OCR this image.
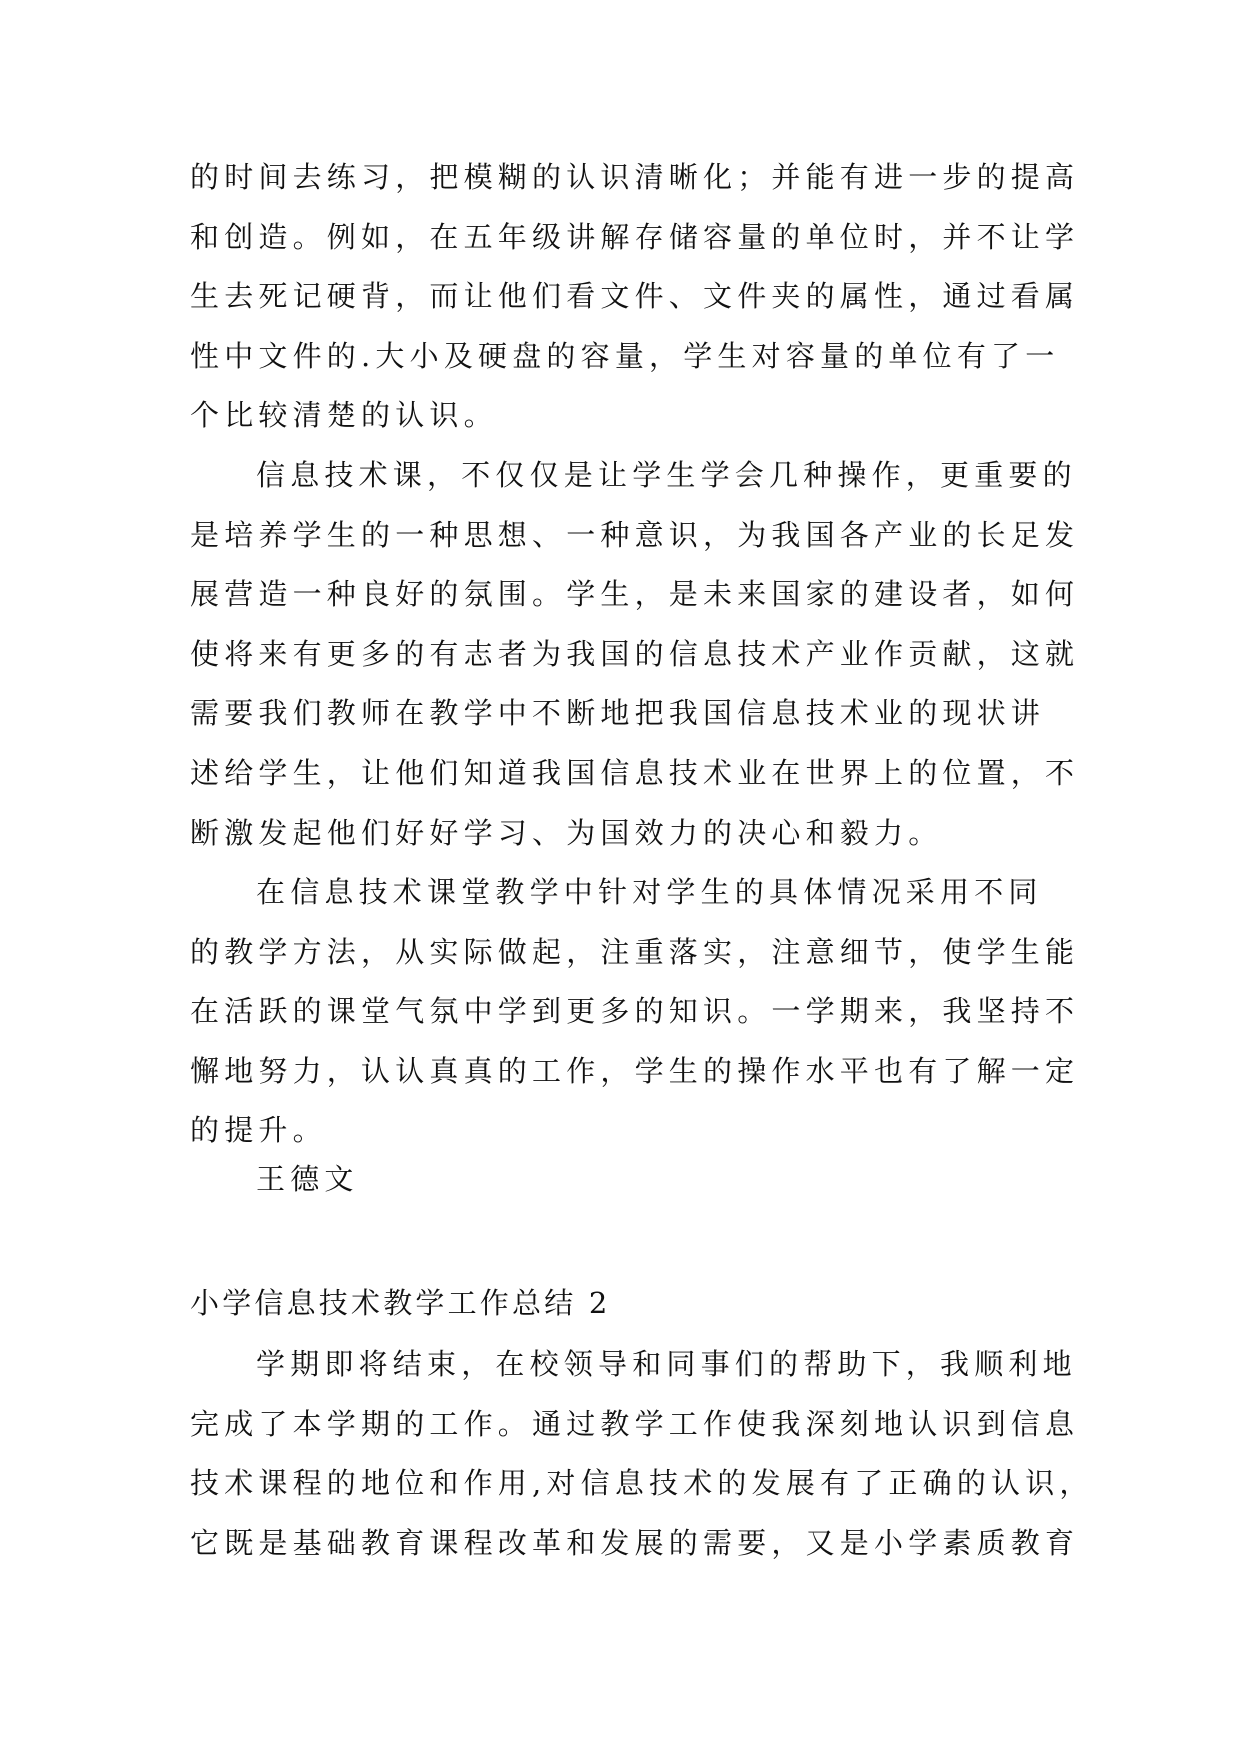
的时间去练习，把模糊的认识清晰化；并能有进一步的提高
和创造。例如，在五年级讲解存储容量的单位时，并不让学
生去死记硬背，而让他们看文件、文件夹的属性，通过看属
性中文件的.大小及硬盘的容量，学生对容量的单位有了一
个比较清楚的认识。
信息技术课，不仅仅是让学生学会几种操作，更重要的
是培养学生的一种思想、一种意识，为我国各产业的长足发
展营造一种良好的氛围。学生，是未来国家的建设者，如何
使将来有更多的有志者为我国的信息技术产业作贡献，这就
需要我们教师在教学中不断地把我国信息技术业的现状讲
述给学生，让他们知道我国信息技术业在世界上的位置，不
断激发起他们好好学习、为国效力的决心和毅力。
在信息技术课堂教学中针对学生的具体情况采用不同
的教学方法，从实际做起，注重落实，注意细节，使学生能
在活跃的课堂气氛中学到更多的知识。一学期来，我坚持不
懈地努力，认认真真的工作，学生的操作水平也有了解一定
的提升。
王德文
小学信息技术教学工作总结 2
学期即将结束，在校领导和同事们的帮助下，我顺利地
完成了本学期的工作。通过教学工作使我深刻地认识到信息
技术课程的地位和作用,对信息技术的发展有了正确的认识，
它既是基础教育课程改革和发展的需要，又是小学素质教育
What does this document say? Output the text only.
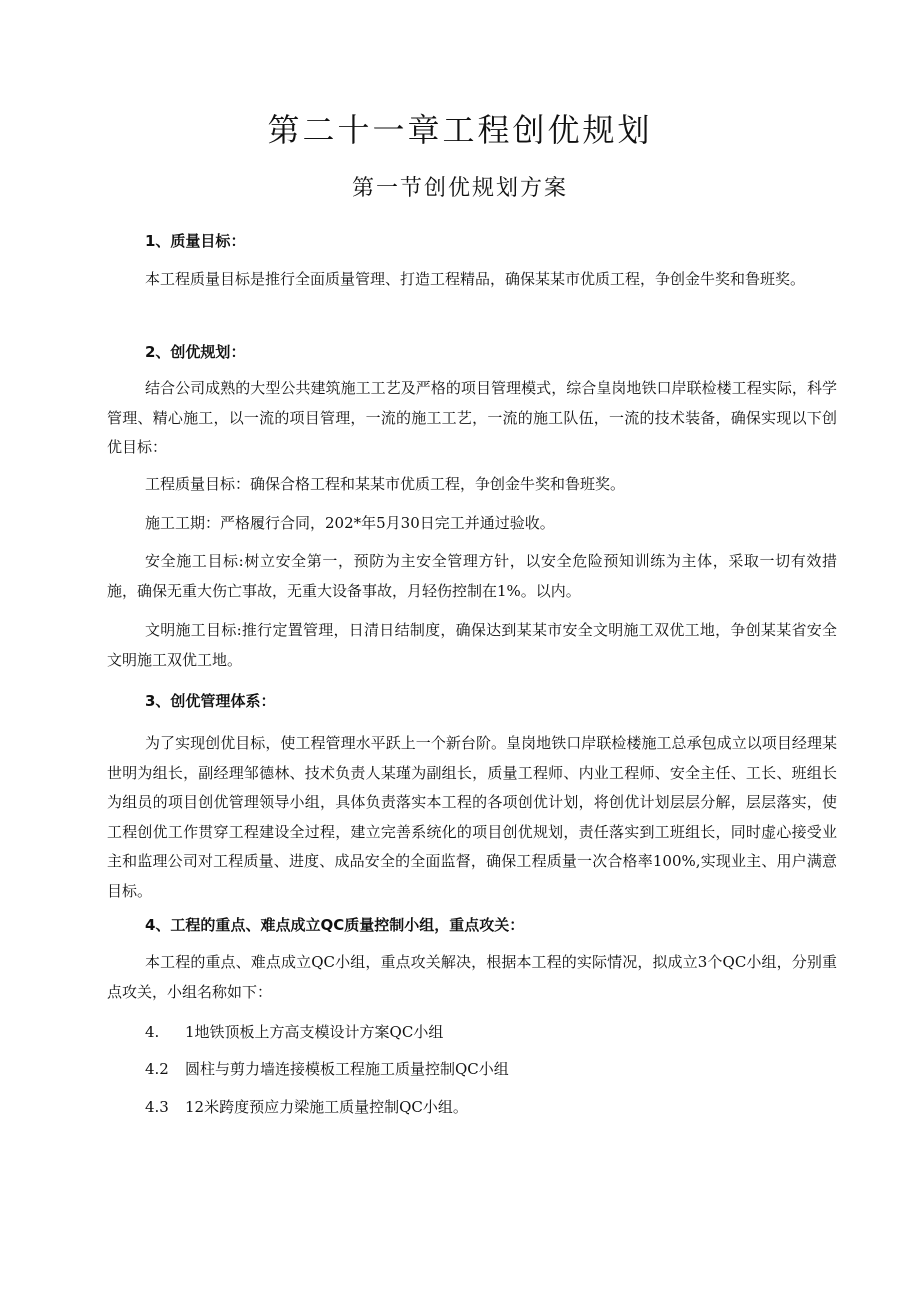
第二十一章工程创优规划
第一节创优规划方案
1、质量目标：

本工程质量目标是推行全面质量管理、打造工程精品，确保某某市优质工程，争创金牛奖和鲁班奖。

2、创优规划：

结合公司成熟的大型公共建筑施工工艺及严格的项目管理模式，综合皇岗地铁口岸联检楼工程实际，科学管理、精心施工，以一流的项目管理，一流的施工工艺，一流的施工队伍，一流的技术装备，确保实现以下创优目标：

工程质量目标：确保合格工程和某某市优质工程，争创金牛奖和鲁班奖。

施工工期：严格履行合同，202*年5月30日完工并通过验收。

安全施工目标:树立安全第一，预防为主安全管理方针，以安全危险预知训练为主体，采取一切有效措施，确保无重大伤亡事故，无重大设备事故，月轻伤控制在1%。以内。

文明施工目标:推行定置管理，日清日结制度，确保达到某某市安全文明施工双优工地，争创某某省安全文明施工双优工地。

3、创优管理体系：

为了实现创优目标，使工程管理水平跃上一个新台阶。皇岗地铁口岸联检楼施工总承包成立以项目经理某世明为组长，副经理邹德林、技术负责人某瑾为副组长，质量工程师、内业工程师、安全主任、工长、班组长为组员的项目创优管理领导小组，具体负责落实本工程的各项创优计划，将创优计划层层分解，层层落实，使工程创优工作贯穿工程建设全过程，建立完善系统化的项目创优规划，责任落实到工班组长，同时虚心接受业主和监理公司对工程质量、进度、成品安全的全面监督，确保工程质量一次合格率100%,实现业主、用户满意目标。

4、工程的重点、难点成立QC质量控制小组，重点攻关：

本工程的重点、难点成立QC小组，重点攻关解决，根据本工程的实际情况，拟成立3个QC小组，分别重点攻关，小组名称如下：

4. 1地铁顶板上方高支模设计方案QC小组
4.2 圆柱与剪力墙连接模板工程施工质量控制QC小组
4.3 12米跨度预应力梁施工质量控制QC小组。
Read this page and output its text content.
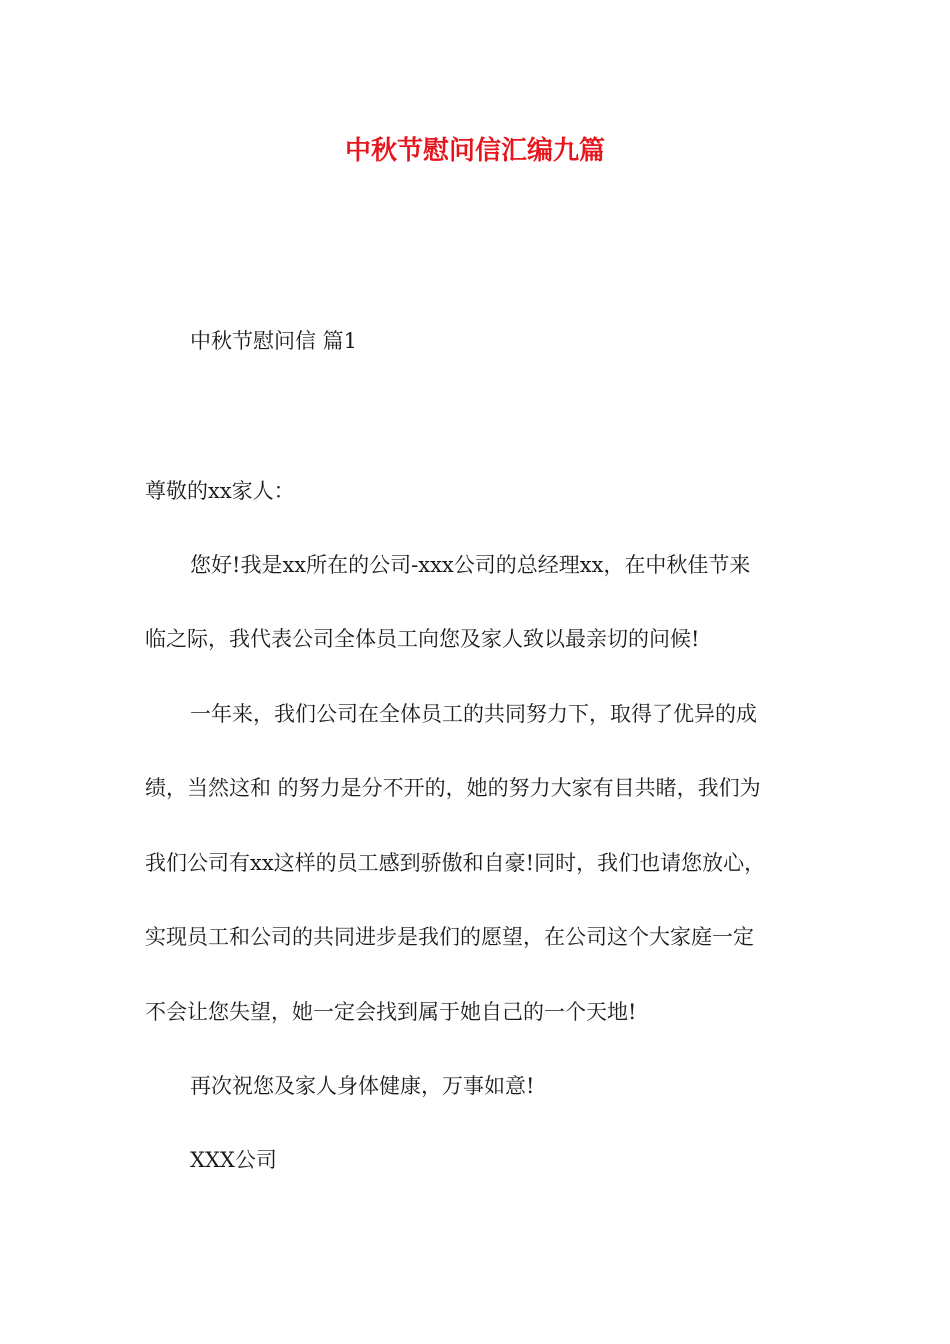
中秋节慰问信汇编九篇

中秋节慰问信 篇1

尊敬的xx家人：

您好!我是xx所在的公司-xxx公司的总经理xx，在中秋佳节来

临之际，我代表公司全体员工向您及家人致以最亲切的问候!

一年来，我们公司在全体员工的共同努力下，取得了优异的成

绩，当然这和 的努力是分不开的，她的努力大家有目共睹，我们为

我们公司有xx这样的员工感到骄傲和自豪!同时，我们也请您放心，

实现员工和公司的共同进步是我们的愿望，在公司这个大家庭一定

不会让您失望，她一定会找到属于她自己的一个天地!

再次祝您及家人身体健康，万事如意!

XXX公司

* [CHALLENGE] Return each line exactly as written. Any picture gets left out.

* [WORKED SOLUTION]
OCR this image.
的时间去练习，把模糊的认识清晰化；并能有进一步的提高
和创造。例如，在五年级讲解存储容量的单位时，并不让学
生去死记硬背，而让他们看文件、文件夹的属性，通过看属
性中文件的.大小及硬盘的容量，学生对容量的单位有了一
个比较清楚的认识。
信息技术课，不仅仅是让学生学会几种操作，更重要的
是培养学生的一种思想、一种意识，为我国各产业的长足发
展营造一种良好的氛围。学生，是未来国家的建设者，如何
使将来有更多的有志者为我国的信息技术产业作贡献，这就
需要我们教师在教学中不断地把我国信息技术业的现状讲
述给学生，让他们知道我国信息技术业在世界上的位置，不
断激发起他们好好学习、为国效力的决心和毅力。
在信息技术课堂教学中针对学生的具体情况采用不同
的教学方法，从实际做起，注重落实，注意细节，使学生能
在活跃的课堂气氛中学到更多的知识。一学期来，我坚持不
懈地努力，认认真真的工作，学生的操作水平也有了解一定
的提升。
王德文
小学信息技术教学工作总结 2
学期即将结束，在校领导和同事们的帮助下，我顺利地
完成了本学期的工作。通过教学工作使我深刻地认识到信息
技术课程的地位和作用,对信息技术的发展有了正确的认识，
它既是基础教育课程改革和发展的需要，又是小学素质教育
What does this document say? Output the text only.
第二十一章工程创优规划
第一节创优规划方案
1、质量目标：

本工程质量目标是推行全面质量管理、打造工程精品，确保某某市优质工程，争创金牛奖和鲁班奖。

2、创优规划：

结合公司成熟的大型公共建筑施工工艺及严格的项目管理模式，综合皇岗地铁口岸联检楼工程实际，科学管理、精心施工，以一流的项目管理，一流的施工工艺，一流的施工队伍，一流的技术装备，确保实现以下创优目标：

工程质量目标：确保合格工程和某某市优质工程，争创金牛奖和鲁班奖。

施工工期：严格履行合同，202*年5月30日完工并通过验收。

安全施工目标:树立安全第一，预防为主安全管理方针，以安全危险预知训练为主体，采取一切有效措施，确保无重大伤亡事故，无重大设备事故，月轻伤控制在1%。以内。

文明施工目标:推行定置管理，日清日结制度，确保达到某某市安全文明施工双优工地，争创某某省安全文明施工双优工地。

3、创优管理体系：

为了实现创优目标，使工程管理水平跃上一个新台阶。皇岗地铁口岸联检楼施工总承包成立以项目经理某世明为组长，副经理邹德林、技术负责人某瑾为副组长，质量工程师、内业工程师、安全主任、工长、班组长为组员的项目创优管理领导小组，具体负责落实本工程的各项创优计划，将创优计划层层分解，层层落实，使工程创优工作贯穿工程建设全过程，建立完善系统化的项目创优规划，责任落实到工班组长，同时虚心接受业主和监理公司对工程质量、进度、成品安全的全面监督，确保工程质量一次合格率100%,实现业主、用户满意目标。

4、工程的重点、难点成立QC质量控制小组，重点攻关：

本工程的重点、难点成立QC小组，重点攻关解决，根据本工程的实际情况，拟成立3个QC小组，分别重点攻关，小组名称如下：

4. 1地铁顶板上方高支模设计方案QC小组
4.2 圆柱与剪力墙连接模板工程施工质量控制QC小组
4.3 12米跨度预应力梁施工质量控制QC小组。
Read this page and output its text content.
中秋节慰问信汇编九篇

中秋节慰问信 篇1

尊敬的xx家人：

您好!我是xx所在的公司-xxx公司的总经理xx，在中秋佳节来

临之际，我代表公司全体员工向您及家人致以最亲切的问候!

一年来，我们公司在全体员工的共同努力下，取得了优异的成

绩，当然这和 的努力是分不开的，她的努力大家有目共睹，我们为

我们公司有xx这样的员工感到骄傲和自豪!同时，我们也请您放心，

实现员工和公司的共同进步是我们的愿望，在公司这个大家庭一定

不会让您失望，她一定会找到属于她自己的一个天地!

再次祝您及家人身体健康，万事如意!

XXX公司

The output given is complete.